Extract every line of the material below and reproduce it faithfully.

** Start Items **

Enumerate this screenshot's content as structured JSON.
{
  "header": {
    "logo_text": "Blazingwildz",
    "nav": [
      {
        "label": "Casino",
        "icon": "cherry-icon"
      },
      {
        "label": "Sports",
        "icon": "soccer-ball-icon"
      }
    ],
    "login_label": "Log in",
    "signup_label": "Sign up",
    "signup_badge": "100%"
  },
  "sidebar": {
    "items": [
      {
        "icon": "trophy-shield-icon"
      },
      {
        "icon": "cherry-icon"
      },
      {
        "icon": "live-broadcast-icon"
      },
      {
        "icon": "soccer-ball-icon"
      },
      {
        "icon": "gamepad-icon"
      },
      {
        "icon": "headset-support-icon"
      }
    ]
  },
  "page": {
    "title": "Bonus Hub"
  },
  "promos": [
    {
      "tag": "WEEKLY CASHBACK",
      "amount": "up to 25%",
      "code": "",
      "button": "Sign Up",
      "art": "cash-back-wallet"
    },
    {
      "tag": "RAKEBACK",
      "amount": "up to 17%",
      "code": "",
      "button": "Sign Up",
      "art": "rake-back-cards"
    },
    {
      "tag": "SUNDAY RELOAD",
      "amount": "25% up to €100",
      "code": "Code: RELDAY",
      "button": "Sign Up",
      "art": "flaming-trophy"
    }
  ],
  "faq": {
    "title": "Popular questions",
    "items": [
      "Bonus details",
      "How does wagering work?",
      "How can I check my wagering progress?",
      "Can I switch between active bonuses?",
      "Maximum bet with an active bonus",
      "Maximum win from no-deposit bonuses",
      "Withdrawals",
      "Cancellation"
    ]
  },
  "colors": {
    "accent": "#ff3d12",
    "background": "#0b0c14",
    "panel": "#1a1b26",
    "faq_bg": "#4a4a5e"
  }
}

** End Items **

> _Exercise result_
Enumerate this screenshot's content as structured JSON.
{
  "header": {
    "logo_text": "Blazingwildz",
    "nav": [
      {
        "label": "Casino",
        "icon": "cherry-icon"
      },
      {
        "label": "Sports",
        "icon": "soccer-ball-icon"
      }
    ],
    "login_label": "Log in",
    "signup_label": "Sign up",
    "signup_badge": "100%"
  },
  "sidebar": {
    "items": [
      {
        "icon": "trophy-shield-icon"
      },
      {
        "icon": "cherry-icon"
      },
      {
        "icon": "live-broadcast-icon"
      },
      {
        "icon": "soccer-ball-icon"
      },
      {
        "icon": "gamepad-icon"
      },
      {
        "icon": "headset-support-icon"
      }
    ]
  },
  "page": {
    "title": "Bonus Hub"
  },
  "promos": [
    {
      "tag": "WEEKLY CASHBACK",
      "amount": "up to 25%",
      "code": "",
      "button": "Sign Up",
      "art": "cash-back-wallet"
    },
    {
      "tag": "RAKEBACK",
      "amount": "up to 17%",
      "code": "",
      "button": "Sign Up",
      "art": "rake-back-cards"
    },
    {
      "tag": "SUNDAY RELOAD",
      "amount": "25% up to €100",
      "code": "Code: RELDAY",
      "button": "Sign Up",
      "art": "flaming-trophy"
    }
  ],
  "faq": {
    "title": "Popular questions",
    "items": [
      "Bonus details",
      "How does wagering work?",
      "How can I check my wagering progress?",
      "Can I switch between active bonuses?",
      "Maximum bet with an active bonus",
      "Maximum win from no-deposit bonuses",
      "Withdrawals",
      "Cancellation"
    ]
  },
  "colors": {
    "accent": "#ff3d12",
    "background": "#0b0c14",
    "panel": "#1a1b26",
    "faq_bg": "#4a4a5e"
  }
}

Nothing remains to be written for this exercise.